### DIRECTIONS:
What is the number of lines that include the word "Эротические"? Provide only that figure.

BEGIN DATASET ROWS

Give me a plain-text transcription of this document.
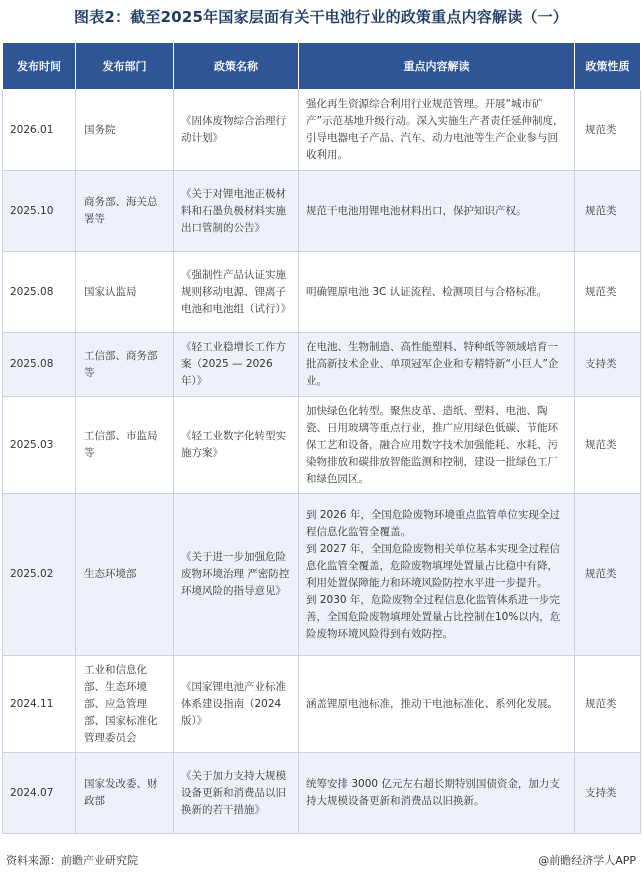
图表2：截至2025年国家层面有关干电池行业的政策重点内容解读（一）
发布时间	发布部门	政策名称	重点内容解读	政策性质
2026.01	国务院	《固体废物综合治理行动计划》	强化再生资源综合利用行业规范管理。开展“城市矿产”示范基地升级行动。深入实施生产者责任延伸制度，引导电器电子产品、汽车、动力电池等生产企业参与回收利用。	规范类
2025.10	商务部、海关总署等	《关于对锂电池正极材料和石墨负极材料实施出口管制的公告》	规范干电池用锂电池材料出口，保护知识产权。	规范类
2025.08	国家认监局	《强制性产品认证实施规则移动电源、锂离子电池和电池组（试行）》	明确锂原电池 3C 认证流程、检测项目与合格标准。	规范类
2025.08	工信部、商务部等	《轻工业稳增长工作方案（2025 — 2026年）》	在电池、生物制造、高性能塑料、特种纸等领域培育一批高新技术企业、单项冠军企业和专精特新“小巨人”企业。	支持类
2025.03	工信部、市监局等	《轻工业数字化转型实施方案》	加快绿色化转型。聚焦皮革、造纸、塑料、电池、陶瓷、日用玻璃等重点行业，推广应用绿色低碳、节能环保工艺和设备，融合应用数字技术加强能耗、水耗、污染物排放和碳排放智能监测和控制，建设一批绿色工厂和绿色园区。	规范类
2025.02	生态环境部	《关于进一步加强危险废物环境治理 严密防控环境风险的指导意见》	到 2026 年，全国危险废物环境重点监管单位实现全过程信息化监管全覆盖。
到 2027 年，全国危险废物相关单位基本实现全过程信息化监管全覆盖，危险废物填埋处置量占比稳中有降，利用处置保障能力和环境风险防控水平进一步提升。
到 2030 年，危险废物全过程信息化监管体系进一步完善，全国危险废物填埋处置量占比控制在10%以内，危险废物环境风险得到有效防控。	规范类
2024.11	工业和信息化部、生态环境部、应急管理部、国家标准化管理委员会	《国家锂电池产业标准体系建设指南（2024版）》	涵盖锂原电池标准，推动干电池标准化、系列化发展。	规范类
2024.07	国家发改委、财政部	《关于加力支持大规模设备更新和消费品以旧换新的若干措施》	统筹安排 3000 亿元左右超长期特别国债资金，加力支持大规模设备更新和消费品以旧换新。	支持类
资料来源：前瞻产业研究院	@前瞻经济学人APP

END DATASET ROWS
BEGIN DATASET ROWS

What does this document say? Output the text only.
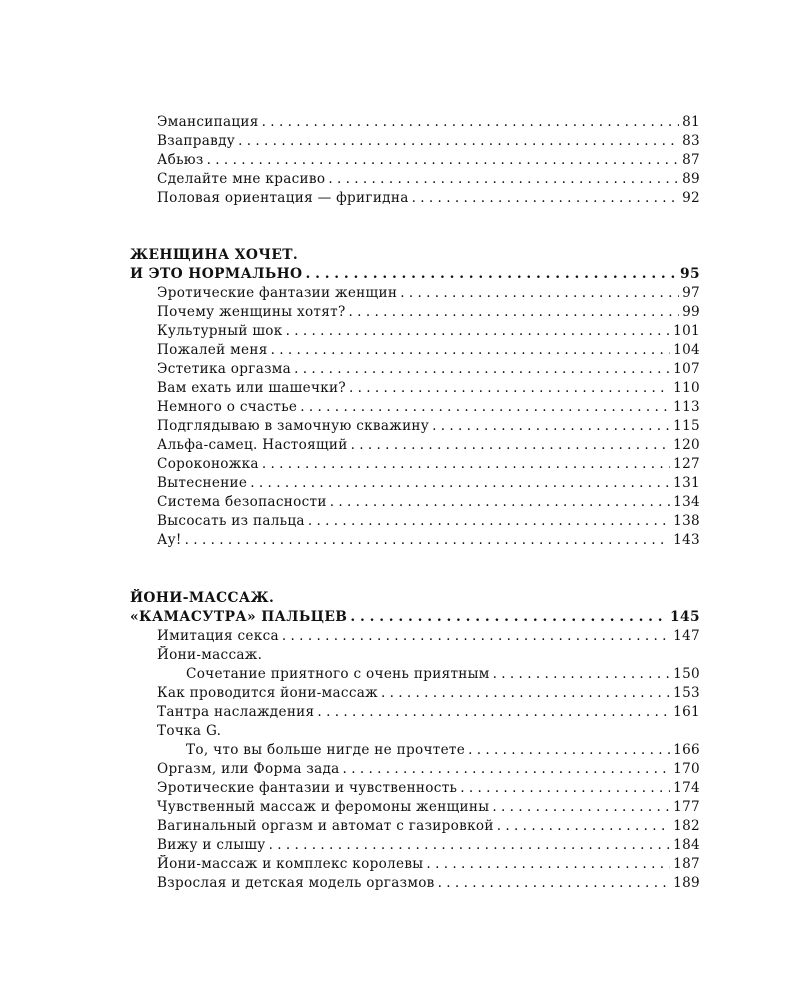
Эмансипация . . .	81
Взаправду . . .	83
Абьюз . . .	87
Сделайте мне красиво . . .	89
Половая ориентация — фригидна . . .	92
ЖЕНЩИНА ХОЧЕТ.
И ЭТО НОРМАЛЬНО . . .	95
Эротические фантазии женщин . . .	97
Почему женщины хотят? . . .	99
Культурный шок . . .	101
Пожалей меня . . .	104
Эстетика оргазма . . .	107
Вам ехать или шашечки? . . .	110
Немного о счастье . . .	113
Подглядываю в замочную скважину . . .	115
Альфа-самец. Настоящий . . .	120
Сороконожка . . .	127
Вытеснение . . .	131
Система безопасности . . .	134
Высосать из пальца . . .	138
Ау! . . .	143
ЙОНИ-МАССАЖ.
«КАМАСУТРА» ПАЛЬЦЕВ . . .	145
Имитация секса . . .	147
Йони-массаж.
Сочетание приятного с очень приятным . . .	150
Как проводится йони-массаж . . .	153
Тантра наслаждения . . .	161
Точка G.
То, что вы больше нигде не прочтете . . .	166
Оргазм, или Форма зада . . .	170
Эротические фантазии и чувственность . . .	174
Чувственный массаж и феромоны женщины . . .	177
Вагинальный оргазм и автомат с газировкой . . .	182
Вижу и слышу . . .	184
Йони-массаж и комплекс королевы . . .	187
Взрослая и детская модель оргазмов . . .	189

END DATASET ROWS
BEGIN DATASET ROWS

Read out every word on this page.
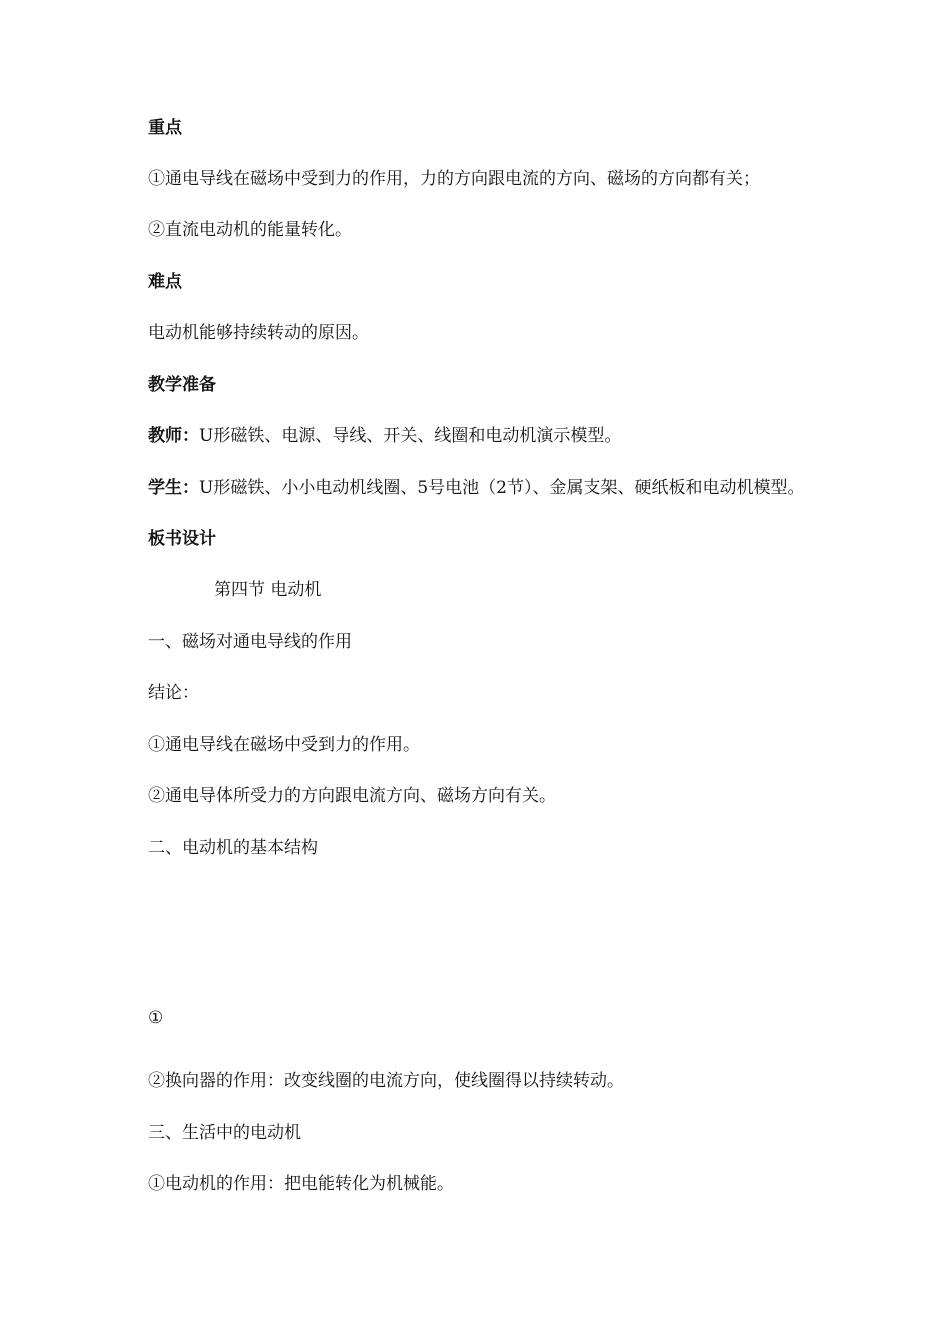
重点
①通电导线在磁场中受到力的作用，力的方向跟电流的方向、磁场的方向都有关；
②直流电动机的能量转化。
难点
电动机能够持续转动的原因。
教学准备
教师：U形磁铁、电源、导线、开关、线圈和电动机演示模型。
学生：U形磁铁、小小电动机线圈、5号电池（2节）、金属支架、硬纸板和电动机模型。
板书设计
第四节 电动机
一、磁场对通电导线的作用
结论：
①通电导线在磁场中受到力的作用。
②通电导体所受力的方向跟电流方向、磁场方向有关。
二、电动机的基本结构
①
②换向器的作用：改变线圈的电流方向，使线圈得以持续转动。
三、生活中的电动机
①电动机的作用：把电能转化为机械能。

END DATASET ROWS

### FINAL RESULT:
2